━━━ TRECHO DO TEXTO ━━━

Neste mês, o governo brasileiro anunciou um plano de concessões de rodovias, aeroportos e ferrovias, com o objetivo de estimular os investimentos em infraestrutura. Está prevista para o primeiro trimestre de 2017 a realização de um leilão oferecendo as concessões dos aeroportos de Porto Alegre, Salvador, Florianópolis e Fortaleza. O governo também planeja lançar os editais de cinco trechos rodoviários, além das ferrovias Norte-Sul e Ferrogrão.
Ao atrair os investimentos da iniciativa privada, o governo pretende destravar aquele que é um dos grandes gargalos da infraestrutura brasileira: a matriz de transportes, considerada desequilibrada e insuficiente. Mas o modelo de concessões é o mais adequado para promover o desenvolvimento? Entenda a seguir as questões que envolvem a matriz de transportes no Brasil.

━━━ LINHAS DE DADOS ━━━

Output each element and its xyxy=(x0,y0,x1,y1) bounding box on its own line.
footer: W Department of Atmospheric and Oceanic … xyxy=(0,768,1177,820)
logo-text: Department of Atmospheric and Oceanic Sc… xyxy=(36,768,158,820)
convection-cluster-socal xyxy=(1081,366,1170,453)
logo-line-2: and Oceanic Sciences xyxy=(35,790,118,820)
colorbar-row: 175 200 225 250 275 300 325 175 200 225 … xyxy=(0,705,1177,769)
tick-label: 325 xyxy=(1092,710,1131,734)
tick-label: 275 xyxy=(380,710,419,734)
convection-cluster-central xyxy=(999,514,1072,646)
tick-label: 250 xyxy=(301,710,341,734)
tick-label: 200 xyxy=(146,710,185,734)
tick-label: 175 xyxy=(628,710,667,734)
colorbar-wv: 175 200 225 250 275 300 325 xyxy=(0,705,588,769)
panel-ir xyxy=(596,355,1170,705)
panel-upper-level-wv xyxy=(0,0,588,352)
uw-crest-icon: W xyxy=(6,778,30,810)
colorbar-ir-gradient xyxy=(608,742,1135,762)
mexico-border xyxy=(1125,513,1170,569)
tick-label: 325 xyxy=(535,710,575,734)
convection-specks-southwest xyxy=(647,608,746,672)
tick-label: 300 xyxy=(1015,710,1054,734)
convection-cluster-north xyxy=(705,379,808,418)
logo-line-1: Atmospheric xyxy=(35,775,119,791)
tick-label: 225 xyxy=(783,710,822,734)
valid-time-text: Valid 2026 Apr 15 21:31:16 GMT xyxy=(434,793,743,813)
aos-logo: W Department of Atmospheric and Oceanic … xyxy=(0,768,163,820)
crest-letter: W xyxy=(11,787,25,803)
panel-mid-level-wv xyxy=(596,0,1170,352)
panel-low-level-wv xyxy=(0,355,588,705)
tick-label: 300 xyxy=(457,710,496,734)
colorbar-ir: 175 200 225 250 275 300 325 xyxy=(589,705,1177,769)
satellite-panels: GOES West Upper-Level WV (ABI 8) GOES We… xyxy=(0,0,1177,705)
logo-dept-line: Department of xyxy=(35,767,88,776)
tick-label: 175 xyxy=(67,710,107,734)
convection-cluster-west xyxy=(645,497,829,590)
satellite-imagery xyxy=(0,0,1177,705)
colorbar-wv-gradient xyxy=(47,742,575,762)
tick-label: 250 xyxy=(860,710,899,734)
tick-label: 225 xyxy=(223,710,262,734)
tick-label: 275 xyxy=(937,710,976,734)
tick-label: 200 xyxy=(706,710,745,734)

━━━
━━━ LINHAS DE DADOS ━━━

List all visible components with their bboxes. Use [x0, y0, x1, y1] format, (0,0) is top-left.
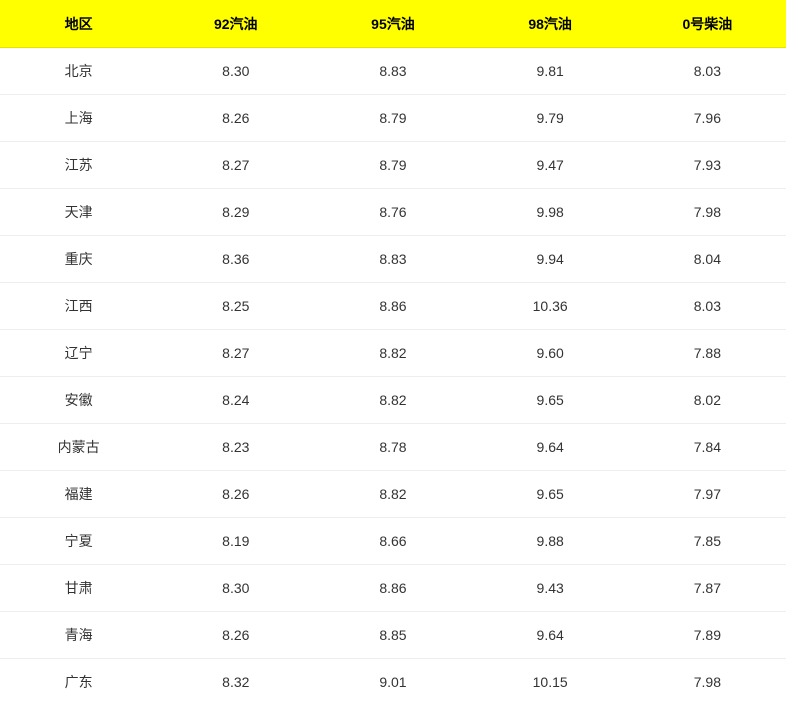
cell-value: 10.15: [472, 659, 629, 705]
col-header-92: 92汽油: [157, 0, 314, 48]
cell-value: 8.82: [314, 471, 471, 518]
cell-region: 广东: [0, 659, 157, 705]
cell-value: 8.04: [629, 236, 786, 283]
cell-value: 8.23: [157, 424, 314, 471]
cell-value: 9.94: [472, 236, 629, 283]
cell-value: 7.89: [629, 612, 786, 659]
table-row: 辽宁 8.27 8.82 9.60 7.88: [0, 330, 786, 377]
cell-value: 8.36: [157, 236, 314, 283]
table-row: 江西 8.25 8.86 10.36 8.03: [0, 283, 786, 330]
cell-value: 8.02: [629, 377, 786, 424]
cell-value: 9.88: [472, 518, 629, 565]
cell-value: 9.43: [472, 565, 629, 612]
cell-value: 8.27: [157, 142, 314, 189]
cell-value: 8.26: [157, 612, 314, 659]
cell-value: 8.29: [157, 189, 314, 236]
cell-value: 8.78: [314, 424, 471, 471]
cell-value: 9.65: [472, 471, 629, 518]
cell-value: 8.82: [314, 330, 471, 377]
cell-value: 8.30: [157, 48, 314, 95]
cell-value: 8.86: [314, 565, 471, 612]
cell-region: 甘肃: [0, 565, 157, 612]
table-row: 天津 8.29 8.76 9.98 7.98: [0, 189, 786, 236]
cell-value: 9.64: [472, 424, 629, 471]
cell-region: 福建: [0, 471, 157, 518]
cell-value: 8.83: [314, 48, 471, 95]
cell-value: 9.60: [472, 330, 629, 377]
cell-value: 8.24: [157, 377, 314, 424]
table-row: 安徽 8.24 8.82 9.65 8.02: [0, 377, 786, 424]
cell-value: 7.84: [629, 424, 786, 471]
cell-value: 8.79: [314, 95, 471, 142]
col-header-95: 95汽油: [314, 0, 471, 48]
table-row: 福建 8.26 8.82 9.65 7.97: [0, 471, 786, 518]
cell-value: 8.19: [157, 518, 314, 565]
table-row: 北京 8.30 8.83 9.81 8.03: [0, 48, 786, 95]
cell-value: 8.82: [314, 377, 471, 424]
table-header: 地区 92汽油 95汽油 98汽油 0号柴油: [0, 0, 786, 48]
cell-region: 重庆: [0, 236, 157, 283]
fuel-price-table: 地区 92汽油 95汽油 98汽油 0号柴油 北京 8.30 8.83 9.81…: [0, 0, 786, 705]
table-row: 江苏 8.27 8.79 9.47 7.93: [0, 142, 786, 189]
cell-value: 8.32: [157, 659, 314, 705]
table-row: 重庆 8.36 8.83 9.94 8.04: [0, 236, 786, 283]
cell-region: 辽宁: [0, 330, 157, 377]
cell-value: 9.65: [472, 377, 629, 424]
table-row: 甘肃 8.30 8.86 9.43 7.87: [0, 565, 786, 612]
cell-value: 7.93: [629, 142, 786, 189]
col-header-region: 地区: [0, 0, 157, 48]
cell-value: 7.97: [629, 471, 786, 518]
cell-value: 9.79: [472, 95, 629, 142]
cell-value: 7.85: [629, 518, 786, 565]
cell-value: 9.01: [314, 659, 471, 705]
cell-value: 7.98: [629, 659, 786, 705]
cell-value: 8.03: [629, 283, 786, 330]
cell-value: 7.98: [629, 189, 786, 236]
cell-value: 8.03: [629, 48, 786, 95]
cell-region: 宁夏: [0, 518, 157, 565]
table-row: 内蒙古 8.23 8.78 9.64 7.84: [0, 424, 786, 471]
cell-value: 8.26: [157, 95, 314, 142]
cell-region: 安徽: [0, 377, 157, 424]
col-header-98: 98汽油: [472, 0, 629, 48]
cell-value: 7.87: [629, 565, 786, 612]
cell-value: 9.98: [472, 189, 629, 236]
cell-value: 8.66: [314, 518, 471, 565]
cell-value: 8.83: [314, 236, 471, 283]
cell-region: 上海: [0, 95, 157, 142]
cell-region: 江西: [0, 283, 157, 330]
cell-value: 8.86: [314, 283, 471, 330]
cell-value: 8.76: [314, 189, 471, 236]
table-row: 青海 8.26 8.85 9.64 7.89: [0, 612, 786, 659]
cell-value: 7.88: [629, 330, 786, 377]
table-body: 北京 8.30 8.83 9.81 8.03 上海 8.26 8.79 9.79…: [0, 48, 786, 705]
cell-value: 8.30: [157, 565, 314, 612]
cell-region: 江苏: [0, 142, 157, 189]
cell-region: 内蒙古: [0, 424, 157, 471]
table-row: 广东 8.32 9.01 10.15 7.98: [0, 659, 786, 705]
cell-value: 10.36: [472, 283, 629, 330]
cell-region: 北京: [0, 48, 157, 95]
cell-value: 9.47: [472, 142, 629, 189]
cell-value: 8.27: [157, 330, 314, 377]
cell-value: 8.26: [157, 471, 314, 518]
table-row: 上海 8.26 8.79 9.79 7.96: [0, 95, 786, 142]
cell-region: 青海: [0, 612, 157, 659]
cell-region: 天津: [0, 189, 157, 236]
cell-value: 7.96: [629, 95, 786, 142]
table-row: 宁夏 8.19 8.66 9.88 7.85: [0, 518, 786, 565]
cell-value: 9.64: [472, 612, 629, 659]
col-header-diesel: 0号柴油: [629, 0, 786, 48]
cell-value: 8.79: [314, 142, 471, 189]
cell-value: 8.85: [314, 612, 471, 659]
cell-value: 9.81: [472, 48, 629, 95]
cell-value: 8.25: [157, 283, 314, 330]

━━━

REQUISITOS DA TAREFA »
a – No texto sobre as concessões de infraestrutura, por que o governo pretende atrair os investimentos da iniciativa privada? Responda em uma a três frases.
b – Por favor, atualize o texto sobre as concessões de infraestrutura desde "Ao atrair os" até "transportes no Brasil.", inclusive, trocando "matriz de transportes" por "rede de transportes".

LISTA DE RESPOSTAS »
a – O governo quer destravar um dos grandes gargalos da infraestrutura brasileira, que é a matriz de transportes. Essa matriz é considerada desequilibrada e insuficiente.

b –
Ao atrair os investimentos da iniciativa privada, o governo pretende destravar aquele que é um dos grandes gargalos da infraestrutura brasileira: a rede de transportes, considerada desequilibrada e insuficiente. Mas o modelo de concessões é o mais adequado para promover o desenvolvimento? Entenda a seguir as questões que envolvem a rede de transportes no Brasil.